[Data excerpts]
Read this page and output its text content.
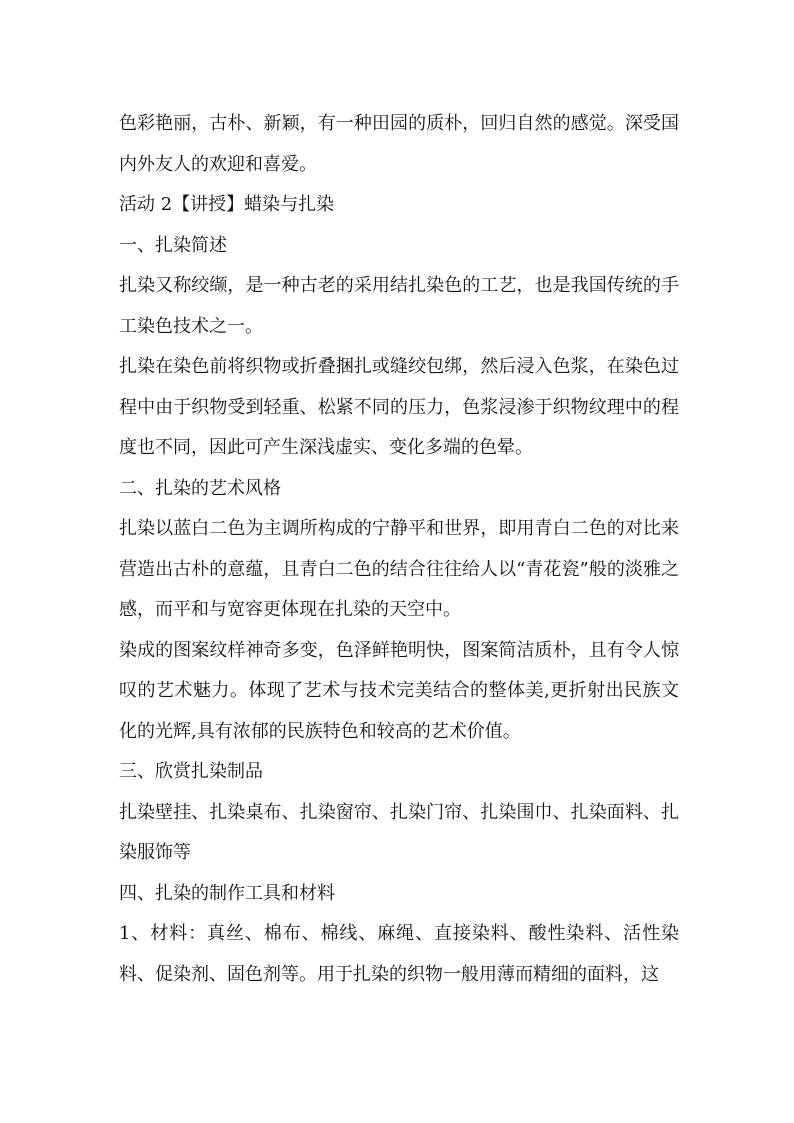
色彩艳丽，古朴、新颖，有一种田园的质朴，回归自然的感觉。深受国内外友人的欢迎和喜爱。

活动 2【讲授】蜡染与扎染

一、扎染简述

扎染又称绞缬，是一种古老的采用结扎染色的工艺，也是我国传统的手工染色技术之一。

扎染在染色前将织物或折叠捆扎或缝绞包绑，然后浸入色浆，在染色过程中由于织物受到轻重、松紧不同的压力，色浆浸渗于织物纹理中的程度也不同，因此可产生深浅虚实、变化多端的色晕。

二、扎染的艺术风格

扎染以蓝白二色为主调所构成的宁静平和世界，即用青白二色的对比来营造出古朴的意蕴，且青白二色的结合往往给人以“青花瓷”般的淡雅之感，而平和与宽容更体现在扎染的天空中。

染成的图案纹样神奇多变，色泽鲜艳明快，图案简洁质朴，且有令人惊叹的艺术魅力。体现了艺术与技术完美结合的整体美,更折射出民族文化的光辉,具有浓郁的民族特色和较高的艺术价值。

三、欣赏扎染制品

扎染壁挂、扎染桌布、扎染窗帘、扎染门帘、扎染围巾、扎染面料、扎染服饰等

四、扎染的制作工具和材料

1、材料：真丝、棉布、棉线、麻绳、直接染料、酸性染料、活性染料、促染剂、固色剂等。用于扎染的织物一般用薄而精细的面料，这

# What you should do:
Output all of the records exactly as they appear above, but not the pictures.

# Exercise solution:
Read this page and output its text content.
色彩艳丽，古朴、新颖，有一种田园的质朴，回归自然的感觉。深受国内外友人的欢迎和喜爱。

活动 2【讲授】蜡染与扎染

一、扎染简述

扎染又称绞缬，是一种古老的采用结扎染色的工艺，也是我国传统的手工染色技术之一。

扎染在染色前将织物或折叠捆扎或缝绞包绑，然后浸入色浆，在染色过程中由于织物受到轻重、松紧不同的压力，色浆浸渗于织物纹理中的程度也不同，因此可产生深浅虚实、变化多端的色晕。

二、扎染的艺术风格

扎染以蓝白二色为主调所构成的宁静平和世界，即用青白二色的对比来营造出古朴的意蕴，且青白二色的结合往往给人以“青花瓷”般的淡雅之感，而平和与宽容更体现在扎染的天空中。

染成的图案纹样神奇多变，色泽鲜艳明快，图案简洁质朴，且有令人惊叹的艺术魅力。体现了艺术与技术完美结合的整体美,更折射出民族文化的光辉,具有浓郁的民族特色和较高的艺术价值。

三、欣赏扎染制品

扎染壁挂、扎染桌布、扎染窗帘、扎染门帘、扎染围巾、扎染面料、扎染服饰等

四、扎染的制作工具和材料

1、材料：真丝、棉布、棉线、麻绳、直接染料、酸性染料、活性染料、促染剂、固色剂等。用于扎染的织物一般用薄而精细的面料，这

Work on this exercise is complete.